> _DIRECTIVE_
Search the listing for "name" and copy every line where it appears.

> _ROWS_

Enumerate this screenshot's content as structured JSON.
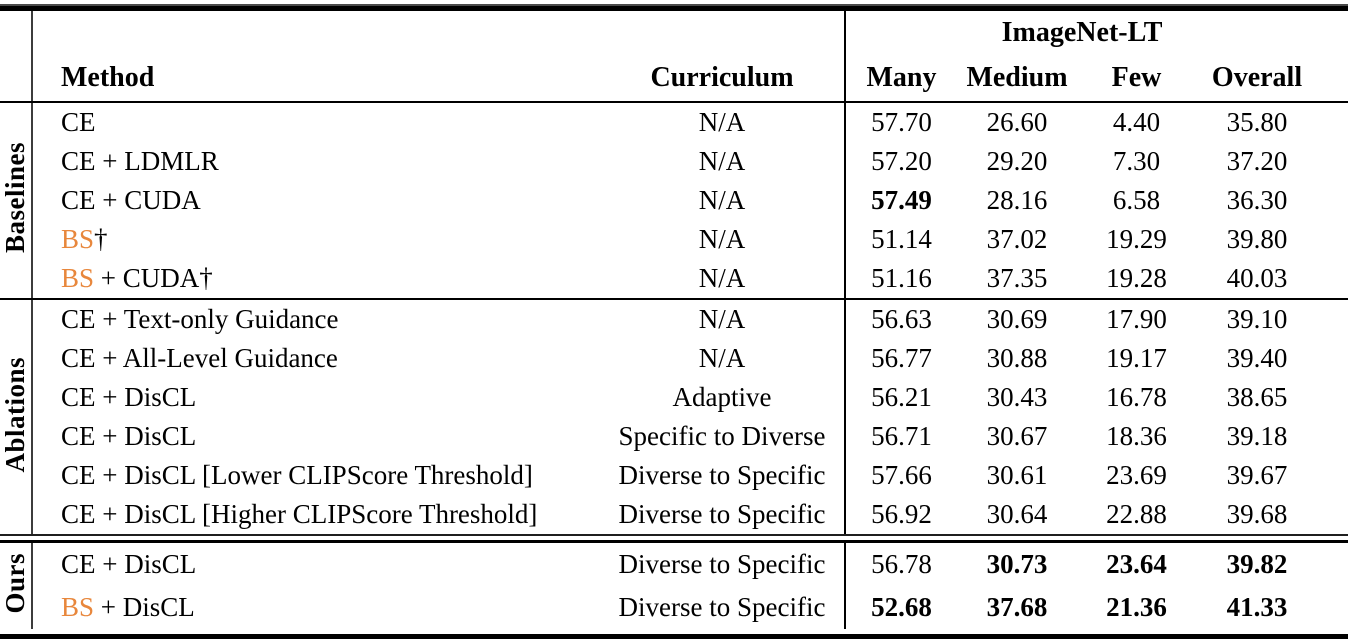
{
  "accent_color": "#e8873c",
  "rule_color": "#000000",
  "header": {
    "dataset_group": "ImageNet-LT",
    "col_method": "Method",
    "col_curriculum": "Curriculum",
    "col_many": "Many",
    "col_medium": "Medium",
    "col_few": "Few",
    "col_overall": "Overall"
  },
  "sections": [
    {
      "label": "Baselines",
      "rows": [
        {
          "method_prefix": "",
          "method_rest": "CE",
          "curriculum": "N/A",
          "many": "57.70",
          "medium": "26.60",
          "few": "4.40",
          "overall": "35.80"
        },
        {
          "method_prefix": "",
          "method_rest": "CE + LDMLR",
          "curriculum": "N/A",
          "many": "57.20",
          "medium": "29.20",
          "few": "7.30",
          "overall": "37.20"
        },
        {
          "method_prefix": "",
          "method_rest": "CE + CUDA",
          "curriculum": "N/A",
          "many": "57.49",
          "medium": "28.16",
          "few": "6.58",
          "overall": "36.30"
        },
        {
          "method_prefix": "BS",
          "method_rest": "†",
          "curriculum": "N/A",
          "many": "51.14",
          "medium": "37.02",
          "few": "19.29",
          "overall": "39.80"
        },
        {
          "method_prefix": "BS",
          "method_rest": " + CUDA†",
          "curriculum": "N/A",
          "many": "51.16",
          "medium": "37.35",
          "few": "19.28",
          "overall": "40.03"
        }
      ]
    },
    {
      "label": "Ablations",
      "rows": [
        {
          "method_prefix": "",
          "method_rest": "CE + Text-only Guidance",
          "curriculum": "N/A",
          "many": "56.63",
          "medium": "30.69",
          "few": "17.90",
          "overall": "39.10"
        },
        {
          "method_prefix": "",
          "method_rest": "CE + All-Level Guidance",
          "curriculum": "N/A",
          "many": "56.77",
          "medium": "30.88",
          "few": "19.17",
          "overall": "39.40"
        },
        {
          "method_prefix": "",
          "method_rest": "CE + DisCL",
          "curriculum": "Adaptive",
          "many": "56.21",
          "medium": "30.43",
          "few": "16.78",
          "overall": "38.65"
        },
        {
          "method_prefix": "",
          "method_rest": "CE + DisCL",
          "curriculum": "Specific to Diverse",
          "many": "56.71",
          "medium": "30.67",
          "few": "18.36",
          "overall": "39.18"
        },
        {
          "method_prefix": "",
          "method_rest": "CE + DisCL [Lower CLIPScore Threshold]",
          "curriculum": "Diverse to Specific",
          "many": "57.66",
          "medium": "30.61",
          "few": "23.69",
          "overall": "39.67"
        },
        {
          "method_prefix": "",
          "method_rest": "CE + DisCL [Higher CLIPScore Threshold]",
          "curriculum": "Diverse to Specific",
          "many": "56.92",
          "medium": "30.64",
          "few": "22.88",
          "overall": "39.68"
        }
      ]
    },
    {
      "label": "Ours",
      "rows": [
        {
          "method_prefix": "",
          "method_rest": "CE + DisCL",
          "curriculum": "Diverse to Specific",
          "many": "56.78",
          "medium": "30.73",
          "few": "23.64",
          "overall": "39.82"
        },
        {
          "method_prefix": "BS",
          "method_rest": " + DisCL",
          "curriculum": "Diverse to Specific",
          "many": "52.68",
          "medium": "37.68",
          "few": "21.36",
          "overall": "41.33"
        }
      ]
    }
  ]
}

...

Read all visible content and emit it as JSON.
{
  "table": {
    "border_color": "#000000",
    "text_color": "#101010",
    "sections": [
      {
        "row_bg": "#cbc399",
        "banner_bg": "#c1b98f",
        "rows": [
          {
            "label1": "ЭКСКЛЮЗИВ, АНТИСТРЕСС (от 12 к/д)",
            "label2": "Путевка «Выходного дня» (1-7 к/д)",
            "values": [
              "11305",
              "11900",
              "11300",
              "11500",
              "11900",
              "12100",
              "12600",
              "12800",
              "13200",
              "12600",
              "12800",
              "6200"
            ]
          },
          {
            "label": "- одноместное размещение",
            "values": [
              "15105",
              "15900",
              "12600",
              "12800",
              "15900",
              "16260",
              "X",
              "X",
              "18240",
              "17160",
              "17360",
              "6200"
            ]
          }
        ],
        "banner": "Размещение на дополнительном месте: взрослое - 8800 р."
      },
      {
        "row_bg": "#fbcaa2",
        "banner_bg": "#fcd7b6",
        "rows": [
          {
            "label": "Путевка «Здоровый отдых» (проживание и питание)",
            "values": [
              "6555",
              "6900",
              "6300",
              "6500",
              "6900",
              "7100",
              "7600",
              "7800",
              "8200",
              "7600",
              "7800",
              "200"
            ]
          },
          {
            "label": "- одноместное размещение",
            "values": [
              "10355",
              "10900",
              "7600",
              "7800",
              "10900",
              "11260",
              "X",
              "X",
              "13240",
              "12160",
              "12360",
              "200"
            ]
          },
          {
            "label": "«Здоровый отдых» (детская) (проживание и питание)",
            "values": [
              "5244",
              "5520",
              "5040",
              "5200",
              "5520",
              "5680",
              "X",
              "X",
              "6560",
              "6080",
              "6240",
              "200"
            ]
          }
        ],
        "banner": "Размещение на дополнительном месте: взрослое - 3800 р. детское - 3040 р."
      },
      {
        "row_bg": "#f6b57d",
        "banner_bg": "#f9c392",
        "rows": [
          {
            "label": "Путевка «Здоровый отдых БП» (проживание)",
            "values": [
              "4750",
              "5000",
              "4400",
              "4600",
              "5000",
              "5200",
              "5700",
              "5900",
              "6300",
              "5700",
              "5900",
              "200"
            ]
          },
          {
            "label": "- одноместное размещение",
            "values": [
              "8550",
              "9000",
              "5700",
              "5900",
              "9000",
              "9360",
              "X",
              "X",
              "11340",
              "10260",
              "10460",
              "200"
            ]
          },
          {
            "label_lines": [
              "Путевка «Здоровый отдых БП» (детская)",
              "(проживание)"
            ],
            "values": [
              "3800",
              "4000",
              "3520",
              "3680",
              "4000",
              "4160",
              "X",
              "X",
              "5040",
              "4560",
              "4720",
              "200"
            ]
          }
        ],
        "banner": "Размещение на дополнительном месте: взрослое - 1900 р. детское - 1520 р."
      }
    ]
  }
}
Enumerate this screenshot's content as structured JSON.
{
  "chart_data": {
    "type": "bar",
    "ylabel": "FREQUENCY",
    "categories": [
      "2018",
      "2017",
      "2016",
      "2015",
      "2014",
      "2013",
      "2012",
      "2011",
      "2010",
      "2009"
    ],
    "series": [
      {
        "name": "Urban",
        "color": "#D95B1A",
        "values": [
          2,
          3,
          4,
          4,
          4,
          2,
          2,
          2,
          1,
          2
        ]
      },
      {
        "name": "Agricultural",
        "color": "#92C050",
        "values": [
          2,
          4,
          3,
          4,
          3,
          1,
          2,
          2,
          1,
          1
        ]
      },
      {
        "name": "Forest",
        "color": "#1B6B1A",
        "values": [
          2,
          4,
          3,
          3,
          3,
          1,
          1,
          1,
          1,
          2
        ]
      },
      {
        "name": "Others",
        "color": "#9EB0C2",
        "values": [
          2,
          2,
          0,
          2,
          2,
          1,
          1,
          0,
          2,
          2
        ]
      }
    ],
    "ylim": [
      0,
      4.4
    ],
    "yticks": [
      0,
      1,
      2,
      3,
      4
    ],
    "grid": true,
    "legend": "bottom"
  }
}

> _FINISHED TASK_
        "name": "Urban",
        "name": "Agricultural",
        "name": "Forest",
        "name": "Others",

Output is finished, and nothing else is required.